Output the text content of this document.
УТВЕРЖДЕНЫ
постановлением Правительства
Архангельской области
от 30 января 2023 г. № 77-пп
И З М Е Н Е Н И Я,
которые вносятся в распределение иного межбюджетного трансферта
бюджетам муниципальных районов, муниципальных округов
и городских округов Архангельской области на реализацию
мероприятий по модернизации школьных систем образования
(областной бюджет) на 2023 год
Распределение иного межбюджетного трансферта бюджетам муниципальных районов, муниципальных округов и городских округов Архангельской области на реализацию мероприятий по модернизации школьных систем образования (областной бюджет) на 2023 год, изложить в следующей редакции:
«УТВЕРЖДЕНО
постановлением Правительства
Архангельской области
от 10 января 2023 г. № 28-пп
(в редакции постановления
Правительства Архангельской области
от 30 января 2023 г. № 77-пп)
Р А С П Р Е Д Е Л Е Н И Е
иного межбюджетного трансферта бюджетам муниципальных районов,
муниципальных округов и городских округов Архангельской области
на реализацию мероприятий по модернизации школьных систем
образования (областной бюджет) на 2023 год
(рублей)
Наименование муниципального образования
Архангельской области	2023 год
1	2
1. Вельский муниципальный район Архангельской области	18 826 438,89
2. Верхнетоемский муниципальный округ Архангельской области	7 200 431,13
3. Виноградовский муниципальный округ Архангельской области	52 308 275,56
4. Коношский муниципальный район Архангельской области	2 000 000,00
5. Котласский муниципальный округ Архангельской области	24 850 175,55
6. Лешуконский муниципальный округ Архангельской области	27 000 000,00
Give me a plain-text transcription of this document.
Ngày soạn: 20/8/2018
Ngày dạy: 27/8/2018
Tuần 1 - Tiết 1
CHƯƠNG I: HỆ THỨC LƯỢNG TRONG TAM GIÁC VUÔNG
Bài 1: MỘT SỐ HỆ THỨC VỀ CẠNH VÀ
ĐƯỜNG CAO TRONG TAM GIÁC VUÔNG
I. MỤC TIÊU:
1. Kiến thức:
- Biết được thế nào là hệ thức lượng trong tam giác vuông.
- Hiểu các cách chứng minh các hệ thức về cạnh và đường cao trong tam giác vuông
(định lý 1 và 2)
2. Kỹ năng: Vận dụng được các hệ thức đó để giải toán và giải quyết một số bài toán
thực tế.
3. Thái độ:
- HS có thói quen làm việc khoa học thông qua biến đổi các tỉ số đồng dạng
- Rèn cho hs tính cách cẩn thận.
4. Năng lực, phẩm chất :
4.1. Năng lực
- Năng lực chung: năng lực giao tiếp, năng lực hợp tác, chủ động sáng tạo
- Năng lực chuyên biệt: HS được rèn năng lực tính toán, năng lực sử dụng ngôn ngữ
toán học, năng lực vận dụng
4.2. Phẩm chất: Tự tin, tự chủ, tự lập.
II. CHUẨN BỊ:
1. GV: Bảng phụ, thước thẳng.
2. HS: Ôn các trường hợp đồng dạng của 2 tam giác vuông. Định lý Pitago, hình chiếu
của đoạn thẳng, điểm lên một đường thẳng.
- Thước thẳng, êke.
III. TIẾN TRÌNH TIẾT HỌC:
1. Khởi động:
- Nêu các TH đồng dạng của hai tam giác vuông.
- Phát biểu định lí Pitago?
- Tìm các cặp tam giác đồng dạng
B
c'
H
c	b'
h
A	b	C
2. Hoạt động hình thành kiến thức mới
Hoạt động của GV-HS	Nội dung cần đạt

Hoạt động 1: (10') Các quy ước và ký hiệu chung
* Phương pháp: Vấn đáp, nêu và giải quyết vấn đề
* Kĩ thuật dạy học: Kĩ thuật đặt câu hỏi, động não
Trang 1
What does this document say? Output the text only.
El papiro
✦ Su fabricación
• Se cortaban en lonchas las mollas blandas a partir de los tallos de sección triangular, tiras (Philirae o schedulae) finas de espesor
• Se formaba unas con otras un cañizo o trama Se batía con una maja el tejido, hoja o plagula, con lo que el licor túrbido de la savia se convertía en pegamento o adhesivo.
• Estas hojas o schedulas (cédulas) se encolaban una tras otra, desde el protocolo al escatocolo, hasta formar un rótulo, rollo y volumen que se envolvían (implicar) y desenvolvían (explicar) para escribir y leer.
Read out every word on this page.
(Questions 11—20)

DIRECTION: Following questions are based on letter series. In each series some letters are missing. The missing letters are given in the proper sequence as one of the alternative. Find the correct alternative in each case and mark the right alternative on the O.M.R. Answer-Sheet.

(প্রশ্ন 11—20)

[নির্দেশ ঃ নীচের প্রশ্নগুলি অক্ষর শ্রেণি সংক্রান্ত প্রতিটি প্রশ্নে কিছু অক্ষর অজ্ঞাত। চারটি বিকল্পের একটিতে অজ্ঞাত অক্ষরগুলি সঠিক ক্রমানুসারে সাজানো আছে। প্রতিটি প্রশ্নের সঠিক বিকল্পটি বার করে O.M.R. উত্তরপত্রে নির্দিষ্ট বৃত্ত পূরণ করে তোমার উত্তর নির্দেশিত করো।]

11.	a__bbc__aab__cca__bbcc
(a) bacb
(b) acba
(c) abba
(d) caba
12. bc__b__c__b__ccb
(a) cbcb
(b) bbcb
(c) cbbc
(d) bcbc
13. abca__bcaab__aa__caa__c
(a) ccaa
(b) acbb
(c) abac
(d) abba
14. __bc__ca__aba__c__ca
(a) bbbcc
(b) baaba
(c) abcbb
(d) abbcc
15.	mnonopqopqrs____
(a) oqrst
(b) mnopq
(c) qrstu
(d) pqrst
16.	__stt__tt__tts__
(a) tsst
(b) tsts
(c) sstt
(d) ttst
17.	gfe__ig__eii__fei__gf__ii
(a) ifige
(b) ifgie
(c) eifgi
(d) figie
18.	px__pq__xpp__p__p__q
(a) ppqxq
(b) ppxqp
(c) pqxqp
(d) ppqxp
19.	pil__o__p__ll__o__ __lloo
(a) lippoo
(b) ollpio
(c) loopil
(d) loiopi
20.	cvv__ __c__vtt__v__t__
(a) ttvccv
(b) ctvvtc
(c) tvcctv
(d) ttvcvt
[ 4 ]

• [To do]:
Write out the entries above once more, without altering anything.

• [Reply]:
Output the text content of this document.
УТВЕРЖДЕНЫ
постановлением Правительства
Архангельской области
от 30 января 2023 г. № 77-пп
И З М Е Н Е Н И Я,
которые вносятся в распределение иного межбюджетного трансферта
бюджетам муниципальных районов, муниципальных округов
и городских округов Архангельской области на реализацию
мероприятий по модернизации школьных систем образования
(областной бюджет) на 2023 год
Распределение иного межбюджетного трансферта бюджетам муниципальных районов, муниципальных округов и городских округов Архангельской области на реализацию мероприятий по модернизации школьных систем образования (областной бюджет) на 2023 год, изложить в следующей редакции:
«УТВЕРЖДЕНО
постановлением Правительства
Архангельской области
от 10 января 2023 г. № 28-пп
(в редакции постановления
Правительства Архангельской области
от 30 января 2023 г. № 77-пп)
Р А С П Р Е Д Е Л Е Н И Е
иного межбюджетного трансферта бюджетам муниципальных районов,
муниципальных округов и городских округов Архангельской области
на реализацию мероприятий по модернизации школьных систем
образования (областной бюджет) на 2023 год
(рублей)
Наименование муниципального образования
Архангельской области	2023 год
1	2
1. Вельский муниципальный район Архангельской области	18 826 438,89
2. Верхнетоемский муниципальный округ Архангельской области	7 200 431,13
3. Виноградовский муниципальный округ Архангельской области	52 308 275,56
4. Коношский муниципальный район Архангельской области	2 000 000,00
5. Котласский муниципальный округ Архангельской области	24 850 175,55
6. Лешуконский муниципальный округ Архангельской области	27 000 000,00
Give me a plain-text transcription of this document.
Ngày soạn: 20/8/2018
Ngày dạy: 27/8/2018
Tuần 1 - Tiết 1
CHƯƠNG I: HỆ THỨC LƯỢNG TRONG TAM GIÁC VUÔNG
Bài 1: MỘT SỐ HỆ THỨC VỀ CẠNH VÀ
ĐƯỜNG CAO TRONG TAM GIÁC VUÔNG
I. MỤC TIÊU:
1. Kiến thức:
- Biết được thế nào là hệ thức lượng trong tam giác vuông.
- Hiểu các cách chứng minh các hệ thức về cạnh và đường cao trong tam giác vuông
(định lý 1 và 2)
2. Kỹ năng: Vận dụng được các hệ thức đó để giải toán và giải quyết một số bài toán
thực tế.
3. Thái độ:
- HS có thói quen làm việc khoa học thông qua biến đổi các tỉ số đồng dạng
- Rèn cho hs tính cách cẩn thận.
4. Năng lực, phẩm chất :
4.1. Năng lực
- Năng lực chung: năng lực giao tiếp, năng lực hợp tác, chủ động sáng tạo
- Năng lực chuyên biệt: HS được rèn năng lực tính toán, năng lực sử dụng ngôn ngữ
toán học, năng lực vận dụng
4.2. Phẩm chất: Tự tin, tự chủ, tự lập.
II. CHUẨN BỊ:
1. GV: Bảng phụ, thước thẳng.
2. HS: Ôn các trường hợp đồng dạng của 2 tam giác vuông. Định lý Pitago, hình chiếu
của đoạn thẳng, điểm lên một đường thẳng.
- Thước thẳng, êke.
III. TIẾN TRÌNH TIẾT HỌC:
1. Khởi động:
- Nêu các TH đồng dạng của hai tam giác vuông.
- Phát biểu định lí Pitago?
- Tìm các cặp tam giác đồng dạng
B
c'
H
c	b'
h
A	b	C
2. Hoạt động hình thành kiến thức mới
Hoạt động của GV-HS	Nội dung cần đạt

Hoạt động 1: (10') Các quy ước và ký hiệu chung
* Phương pháp: Vấn đáp, nêu và giải quyết vấn đề
* Kĩ thuật dạy học: Kĩ thuật đặt câu hỏi, động não
Trang 1
What does this document say? Output the text only.
El papiro
✦ Su fabricación
• Se cortaban en lonchas las mollas blandas a partir de los tallos de sección triangular, tiras (Philirae o schedulae) finas de espesor
• Se formaba unas con otras un cañizo o trama Se batía con una maja el tejido, hoja o plagula, con lo que el licor túrbido de la savia se convertía en pegamento o adhesivo.
• Estas hojas o schedulas (cédulas) se encolaban una tras otra, desde el protocolo al escatocolo, hasta formar un rótulo, rollo y volumen que se envolvían (implicar) y desenvolvían (explicar) para escribir y leer.
Read out every word on this page.
(Questions 11—20)

DIRECTION: Following questions are based on letter series. In each series some letters are missing. The missing letters are given in the proper sequence as one of the alternative. Find the correct alternative in each case and mark the right alternative on the O.M.R. Answer-Sheet.

(প্রশ্ন 11—20)

[নির্দেশ ঃ নীচের প্রশ্নগুলি অক্ষর শ্রেণি সংক্রান্ত প্রতিটি প্রশ্নে কিছু অক্ষর অজ্ঞাত। চারটি বিকল্পের একটিতে অজ্ঞাত অক্ষরগুলি সঠিক ক্রমানুসারে সাজানো আছে। প্রতিটি প্রশ্নের সঠিক বিকল্পটি বার করে O.M.R. উত্তরপত্রে নির্দিষ্ট বৃত্ত পূরণ করে তোমার উত্তর নির্দেশিত করো।]

11.	a__bbc__aab__cca__bbcc
(a) bacb
(b) acba
(c) abba
(d) caba
12. bc__b__c__b__ccb
(a) cbcb
(b) bbcb
(c) cbbc
(d) bcbc
13. abca__bcaab__aa__caa__c
(a) ccaa
(b) acbb
(c) abac
(d) abba
14. __bc__ca__aba__c__ca
(a) bbbcc
(b) baaba
(c) abcbb
(d) abbcc
15.	mnonopqopqrs____
(a) oqrst
(b) mnopq
(c) qrstu
(d) pqrst
16.	__stt__tt__tts__
(a) tsst
(b) tsts
(c) sstt
(d) ttst
17.	gfe__ig__eii__fei__gf__ii
(a) ifige
(b) ifgie
(c) eifgi
(d) figie
18.	px__pq__xpp__p__p__q
(a) ppqxq
(b) ppxqp
(c) pqxqp
(d) ppqxp
19.	pil__o__p__ll__o__ __lloo
(a) lippoo
(b) ollpio
(c) loopil
(d) loiopi
20.	cvv__ __c__vtt__v__t__
(a) ttvccv
(b) ctvvtc
(c) tvcctv
(d) ttvcvt
[ 4 ]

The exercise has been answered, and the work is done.